Copy the entries below exactly. Images do not belong in the copy.

* Begin Given records *

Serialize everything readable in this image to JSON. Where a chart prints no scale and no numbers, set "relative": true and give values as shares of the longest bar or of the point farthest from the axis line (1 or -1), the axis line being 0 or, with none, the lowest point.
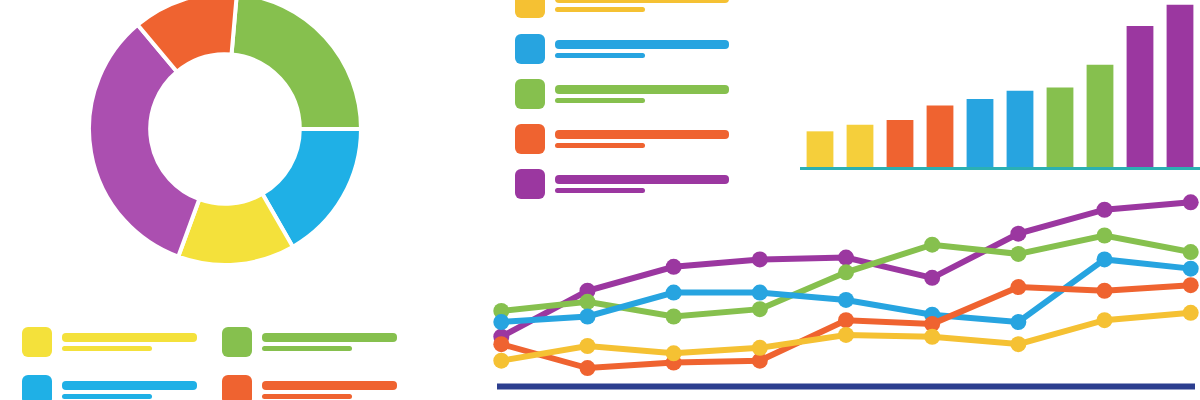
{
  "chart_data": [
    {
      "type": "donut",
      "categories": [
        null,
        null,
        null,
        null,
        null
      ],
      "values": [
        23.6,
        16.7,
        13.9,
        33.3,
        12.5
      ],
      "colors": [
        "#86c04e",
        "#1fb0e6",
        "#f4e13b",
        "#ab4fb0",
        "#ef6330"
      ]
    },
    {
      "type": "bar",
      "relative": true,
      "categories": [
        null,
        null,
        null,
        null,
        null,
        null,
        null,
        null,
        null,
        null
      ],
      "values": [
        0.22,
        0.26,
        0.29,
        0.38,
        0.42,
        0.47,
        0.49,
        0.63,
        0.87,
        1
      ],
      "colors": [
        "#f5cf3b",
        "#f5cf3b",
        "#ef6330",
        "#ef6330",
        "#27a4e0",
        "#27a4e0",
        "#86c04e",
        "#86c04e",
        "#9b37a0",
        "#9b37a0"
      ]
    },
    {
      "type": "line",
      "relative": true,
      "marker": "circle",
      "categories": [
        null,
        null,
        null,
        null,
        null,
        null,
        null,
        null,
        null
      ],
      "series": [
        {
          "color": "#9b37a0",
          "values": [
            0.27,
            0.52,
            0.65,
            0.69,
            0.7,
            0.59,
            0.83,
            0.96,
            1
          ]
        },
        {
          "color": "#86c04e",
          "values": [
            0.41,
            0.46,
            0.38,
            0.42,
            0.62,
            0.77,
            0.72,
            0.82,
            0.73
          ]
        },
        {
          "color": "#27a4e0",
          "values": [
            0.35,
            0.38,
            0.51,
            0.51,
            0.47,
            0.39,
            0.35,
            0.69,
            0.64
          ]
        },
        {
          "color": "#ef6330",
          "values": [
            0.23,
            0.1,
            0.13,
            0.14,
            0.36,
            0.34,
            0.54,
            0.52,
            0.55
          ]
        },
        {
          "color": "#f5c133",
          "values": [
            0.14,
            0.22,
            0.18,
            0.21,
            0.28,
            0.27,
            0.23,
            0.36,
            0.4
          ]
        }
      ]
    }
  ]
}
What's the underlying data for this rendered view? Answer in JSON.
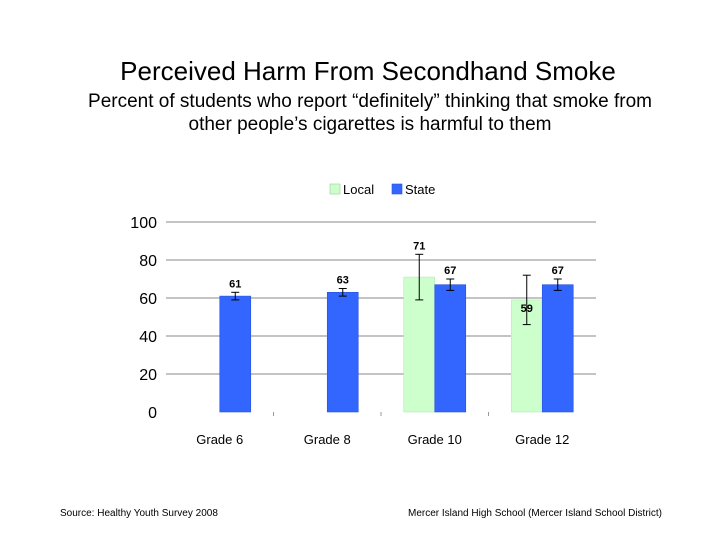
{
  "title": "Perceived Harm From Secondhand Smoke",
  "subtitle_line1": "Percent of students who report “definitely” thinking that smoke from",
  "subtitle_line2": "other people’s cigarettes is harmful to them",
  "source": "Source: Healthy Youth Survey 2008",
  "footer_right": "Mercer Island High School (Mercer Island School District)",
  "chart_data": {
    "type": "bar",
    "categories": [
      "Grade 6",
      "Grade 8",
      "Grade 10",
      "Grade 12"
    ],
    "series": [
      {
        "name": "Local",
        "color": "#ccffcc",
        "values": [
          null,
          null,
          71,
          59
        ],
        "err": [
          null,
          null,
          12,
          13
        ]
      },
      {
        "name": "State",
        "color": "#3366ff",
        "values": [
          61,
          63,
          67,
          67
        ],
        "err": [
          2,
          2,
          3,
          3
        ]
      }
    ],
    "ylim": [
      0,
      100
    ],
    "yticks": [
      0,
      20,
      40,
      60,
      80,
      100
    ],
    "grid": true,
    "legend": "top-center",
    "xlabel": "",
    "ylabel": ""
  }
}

* End Given records *

Expected answer>
Serialize everything readable in this image to JSON. Where a chart prints no scale and no numbers, set "relative": true and give values as shares of the longest bar or of the point farthest from the axis line (1 or -1), the axis line being 0 or, with none, the lowest point.
{
  "chart_data": [
    {
      "type": "donut",
      "categories": [
        null,
        null,
        null,
        null,
        null
      ],
      "values": [
        23.6,
        16.7,
        13.9,
        33.3,
        12.5
      ],
      "colors": [
        "#86c04e",
        "#1fb0e6",
        "#f4e13b",
        "#ab4fb0",
        "#ef6330"
      ]
    },
    {
      "type": "bar",
      "relative": true,
      "categories": [
        null,
        null,
        null,
        null,
        null,
        null,
        null,
        null,
        null,
        null
      ],
      "values": [
        0.22,
        0.26,
        0.29,
        0.38,
        0.42,
        0.47,
        0.49,
        0.63,
        0.87,
        1
      ],
      "colors": [
        "#f5cf3b",
        "#f5cf3b",
        "#ef6330",
        "#ef6330",
        "#27a4e0",
        "#27a4e0",
        "#86c04e",
        "#86c04e",
        "#9b37a0",
        "#9b37a0"
      ]
    },
    {
      "type": "line",
      "relative": true,
      "marker": "circle",
      "categories": [
        null,
        null,
        null,
        null,
        null,
        null,
        null,
        null,
        null
      ],
      "series": [
        {
          "color": "#9b37a0",
          "values": [
            0.27,
            0.52,
            0.65,
            0.69,
            0.7,
            0.59,
            0.83,
            0.96,
            1
          ]
        },
        {
          "color": "#86c04e",
          "values": [
            0.41,
            0.46,
            0.38,
            0.42,
            0.62,
            0.77,
            0.72,
            0.82,
            0.73
          ]
        },
        {
          "color": "#27a4e0",
          "values": [
            0.35,
            0.38,
            0.51,
            0.51,
            0.47,
            0.39,
            0.35,
            0.69,
            0.64
          ]
        },
        {
          "color": "#ef6330",
          "values": [
            0.23,
            0.1,
            0.13,
            0.14,
            0.36,
            0.34,
            0.54,
            0.52,
            0.55
          ]
        },
        {
          "color": "#f5c133",
          "values": [
            0.14,
            0.22,
            0.18,
            0.21,
            0.28,
            0.27,
            0.23,
            0.36,
            0.4
          ]
        }
      ]
    }
  ]
}
What's the underlying data for this rendered view? Answer in JSON.
{
  "title": "Perceived Harm From Secondhand Smoke",
  "subtitle_line1": "Percent of students who report “definitely” thinking that smoke from",
  "subtitle_line2": "other people’s cigarettes is harmful to them",
  "source": "Source: Healthy Youth Survey 2008",
  "footer_right": "Mercer Island High School (Mercer Island School District)",
  "chart_data": {
    "type": "bar",
    "categories": [
      "Grade 6",
      "Grade 8",
      "Grade 10",
      "Grade 12"
    ],
    "series": [
      {
        "name": "Local",
        "color": "#ccffcc",
        "values": [
          null,
          null,
          71,
          59
        ],
        "err": [
          null,
          null,
          12,
          13
        ]
      },
      {
        "name": "State",
        "color": "#3366ff",
        "values": [
          61,
          63,
          67,
          67
        ],
        "err": [
          2,
          2,
          3,
          3
        ]
      }
    ],
    "ylim": [
      0,
      100
    ],
    "yticks": [
      0,
      20,
      40,
      60,
      80,
      100
    ],
    "grid": true,
    "legend": "top-center",
    "xlabel": "",
    "ylabel": ""
  }
}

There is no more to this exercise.